**TASK BRIEF:** Make an exact copy of the entries, and keep any pictures out of it.

**RAW RECORDS:**
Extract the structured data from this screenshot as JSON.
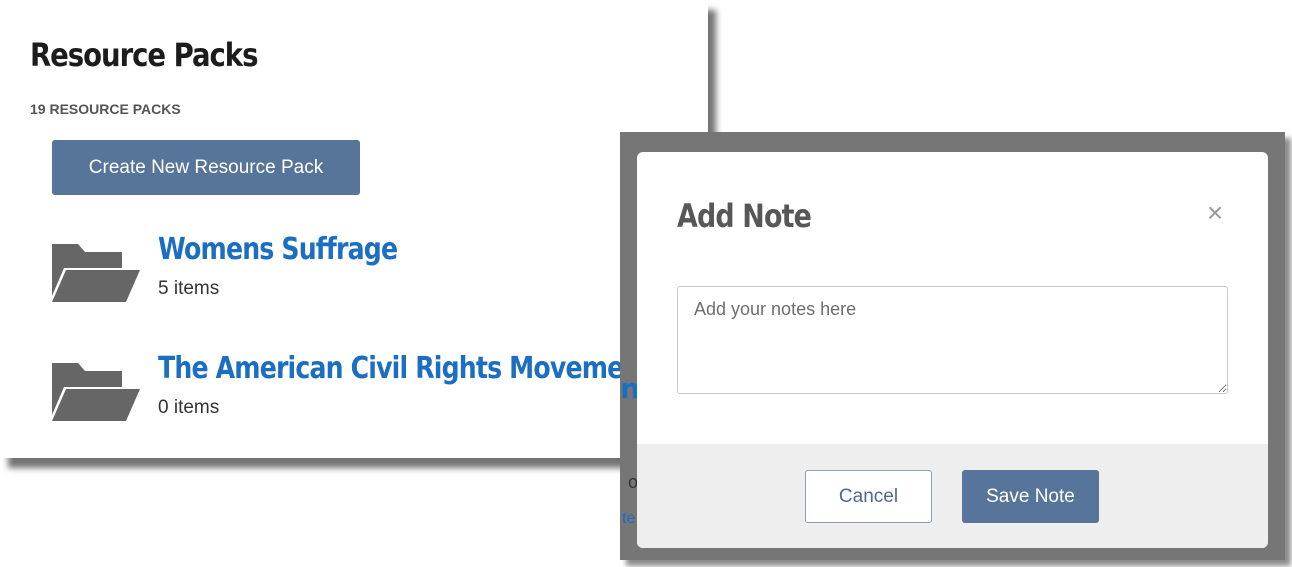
{
  "resource_packs": {
    "title": "Resource Packs",
    "count_label": "19 RESOURCE PACKS",
    "create_button_label": "Create New Resource Pack",
    "items": [
      {
        "name": "Womens Suffrage",
        "meta": "5 items",
        "icon": "folder-icon"
      },
      {
        "name": "The American Civil Rights Moveme",
        "meta": "0 items",
        "icon": "folder-icon"
      }
    ]
  },
  "background_fragments": [
    "n's",
    "o",
    "te"
  ],
  "modal": {
    "title": "Add Note",
    "close_glyph": "×",
    "close_icon": "close-icon",
    "textarea": {
      "placeholder": "Add your notes here",
      "value": ""
    },
    "cancel_label": "Cancel",
    "save_label": "Save Note"
  },
  "colors": {
    "primary_button": "#57749a",
    "link_blue": "#1b6ec2",
    "overlay": "#767676",
    "footer_bg": "#eeeeee"
  }
}
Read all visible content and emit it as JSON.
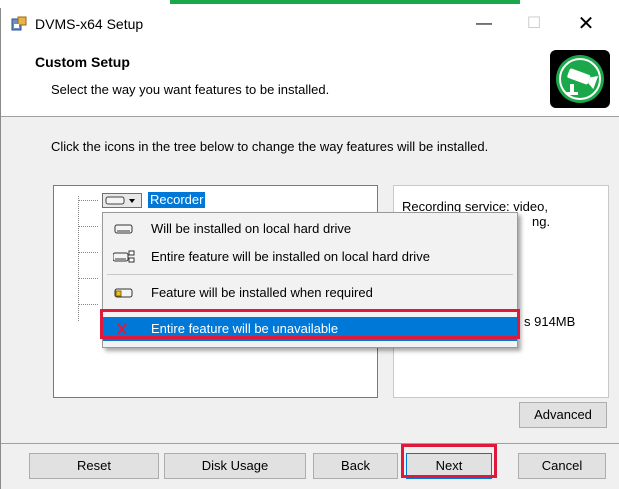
{
  "window": {
    "title": "DVMS-x64 Setup",
    "minimize_glyph": "—",
    "maximize_glyph": "☐",
    "close_glyph": "✕"
  },
  "header": {
    "title": "Custom Setup",
    "subtitle": "Select the way you want features to be installed."
  },
  "instruction": "Click the icons in the tree below to change the way features will be installed.",
  "tree": {
    "selected_feature": "Recorder"
  },
  "description": {
    "line1": "Recording service: video,",
    "line2": "ng.",
    "size_text": "s 914MB"
  },
  "context_menu": {
    "items": [
      {
        "label": "Will be installed on local hard drive",
        "icon": "hard-drive-icon"
      },
      {
        "label": "Entire feature will be installed on local hard drive",
        "icon": "hard-drive-tree-icon"
      },
      {
        "label": "Feature will be installed when required",
        "icon": "on-demand-drive-icon"
      },
      {
        "label": "Entire feature will be unavailable",
        "icon": "red-x-icon"
      }
    ],
    "selected_index": 3
  },
  "buttons": {
    "advanced": "Advanced",
    "reset": "Reset",
    "disk_usage": "Disk Usage",
    "back": "Back",
    "next": "Next",
    "cancel": "Cancel"
  },
  "colors": {
    "selection": "#0078d7",
    "highlight": "#e0193a",
    "logo_green": "#1aa84a"
  }
}
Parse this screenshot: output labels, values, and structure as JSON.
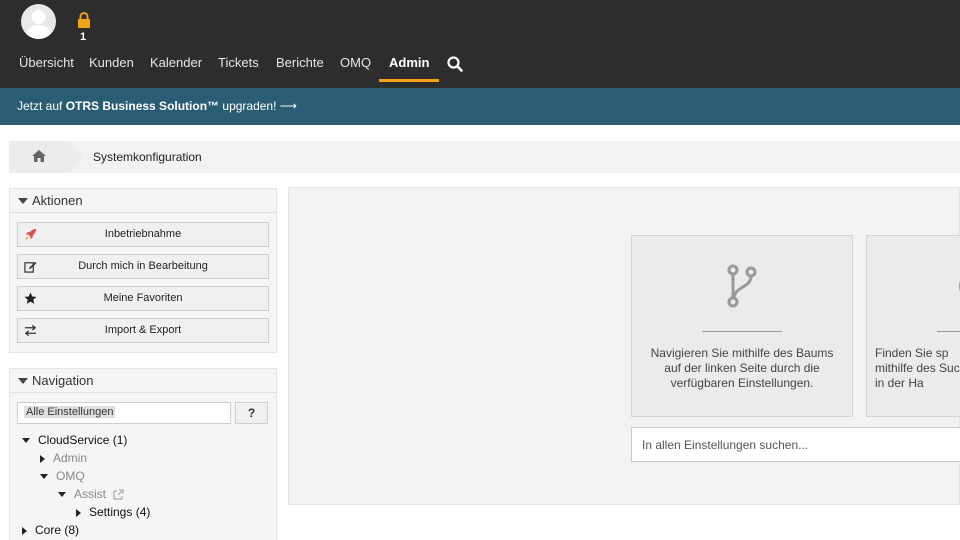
{
  "header": {
    "lock_count": "1",
    "nav": [
      {
        "label": "Übersicht"
      },
      {
        "label": "Kunden"
      },
      {
        "label": "Kalender"
      },
      {
        "label": "Tickets"
      },
      {
        "label": "Berichte"
      },
      {
        "label": "OMQ"
      },
      {
        "label": "Admin",
        "active": true
      }
    ],
    "accent_color": "#f4a11a"
  },
  "banner": {
    "prefix": "Jetzt auf ",
    "product": "OTRS Business Solution™",
    "suffix": " upgraden! ⟶",
    "background": "#2a5d73"
  },
  "breadcrumb": {
    "current": "Systemkonfiguration"
  },
  "actions": {
    "title": "Aktionen",
    "buttons": [
      {
        "label": "Inbetriebnahme",
        "icon": "rocket-icon"
      },
      {
        "label": "Durch mich in Bearbeitung",
        "icon": "edit-icon"
      },
      {
        "label": "Meine Favoriten",
        "icon": "star-icon"
      },
      {
        "label": "Import & Export",
        "icon": "exchange-icon"
      }
    ]
  },
  "navigation": {
    "title": "Navigation",
    "filter_value": "Alle Einstellungen",
    "help_label": "?",
    "tree": [
      {
        "label": "CloudService",
        "count": "(1)"
      },
      {
        "label": "Admin"
      },
      {
        "label": "OMQ"
      },
      {
        "label": "Assist"
      },
      {
        "label": "Settings",
        "count": "(4)"
      },
      {
        "label": "Core",
        "count": "(8)"
      }
    ]
  },
  "main": {
    "card1_text": "Navigieren Sie mithilfe des Baums auf der linken Seite durch die verfügbaren Einstellungen.",
    "card2_text": "Finden Sie sp mithilfe des Suc in der Ha",
    "search_placeholder": "In allen Einstellungen suchen..."
  }
}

**SOLUTION:**
Extract the structured data from this screenshot as JSON.
{
  "resource_packs": {
    "title": "Resource Packs",
    "count_label": "19 RESOURCE PACKS",
    "create_button_label": "Create New Resource Pack",
    "items": [
      {
        "name": "Womens Suffrage",
        "meta": "5 items",
        "icon": "folder-icon"
      },
      {
        "name": "The American Civil Rights Moveme",
        "meta": "0 items",
        "icon": "folder-icon"
      }
    ]
  },
  "background_fragments": [
    "n's",
    "o",
    "te"
  ],
  "modal": {
    "title": "Add Note",
    "close_glyph": "×",
    "close_icon": "close-icon",
    "textarea": {
      "placeholder": "Add your notes here",
      "value": ""
    },
    "cancel_label": "Cancel",
    "save_label": "Save Note"
  },
  "colors": {
    "primary_button": "#57749a",
    "link_blue": "#1b6ec2",
    "overlay": "#767676",
    "footer_bg": "#eeeeee"
  }
}
Read all visible content and emit it as JSON.
{
  "window": {
    "title": "DVMS-x64 Setup",
    "minimize_glyph": "—",
    "maximize_glyph": "☐",
    "close_glyph": "✕"
  },
  "header": {
    "title": "Custom Setup",
    "subtitle": "Select the way you want features to be installed."
  },
  "instruction": "Click the icons in the tree below to change the way features will be installed.",
  "tree": {
    "selected_feature": "Recorder"
  },
  "description": {
    "line1": "Recording service: video,",
    "line2": "ng.",
    "size_text": "s 914MB"
  },
  "context_menu": {
    "items": [
      {
        "label": "Will be installed on local hard drive",
        "icon": "hard-drive-icon"
      },
      {
        "label": "Entire feature will be installed on local hard drive",
        "icon": "hard-drive-tree-icon"
      },
      {
        "label": "Feature will be installed when required",
        "icon": "on-demand-drive-icon"
      },
      {
        "label": "Entire feature will be unavailable",
        "icon": "red-x-icon"
      }
    ],
    "selected_index": 3
  },
  "buttons": {
    "advanced": "Advanced",
    "reset": "Reset",
    "disk_usage": "Disk Usage",
    "back": "Back",
    "next": "Next",
    "cancel": "Cancel"
  },
  "colors": {
    "selection": "#0078d7",
    "highlight": "#e0193a",
    "logo_green": "#1aa84a"
  }
}
Parse this screenshot: output labels, values, and structure as JSON.
{
  "header": {
    "lock_count": "1",
    "nav": [
      {
        "label": "Übersicht"
      },
      {
        "label": "Kunden"
      },
      {
        "label": "Kalender"
      },
      {
        "label": "Tickets"
      },
      {
        "label": "Berichte"
      },
      {
        "label": "OMQ"
      },
      {
        "label": "Admin",
        "active": true
      }
    ],
    "accent_color": "#f4a11a"
  },
  "banner": {
    "prefix": "Jetzt auf ",
    "product": "OTRS Business Solution™",
    "suffix": " upgraden! ⟶",
    "background": "#2a5d73"
  },
  "breadcrumb": {
    "current": "Systemkonfiguration"
  },
  "actions": {
    "title": "Aktionen",
    "buttons": [
      {
        "label": "Inbetriebnahme",
        "icon": "rocket-icon"
      },
      {
        "label": "Durch mich in Bearbeitung",
        "icon": "edit-icon"
      },
      {
        "label": "Meine Favoriten",
        "icon": "star-icon"
      },
      {
        "label": "Import & Export",
        "icon": "exchange-icon"
      }
    ]
  },
  "navigation": {
    "title": "Navigation",
    "filter_value": "Alle Einstellungen",
    "help_label": "?",
    "tree": [
      {
        "label": "CloudService",
        "count": "(1)"
      },
      {
        "label": "Admin"
      },
      {
        "label": "OMQ"
      },
      {
        "label": "Assist"
      },
      {
        "label": "Settings",
        "count": "(4)"
      },
      {
        "label": "Core",
        "count": "(8)"
      }
    ]
  },
  "main": {
    "card1_text": "Navigieren Sie mithilfe des Baums auf der linken Seite durch die verfügbaren Einstellungen.",
    "card2_text": "Finden Sie sp mithilfe des Suc in der Ha",
    "search_placeholder": "In allen Einstellungen suchen..."
  }
}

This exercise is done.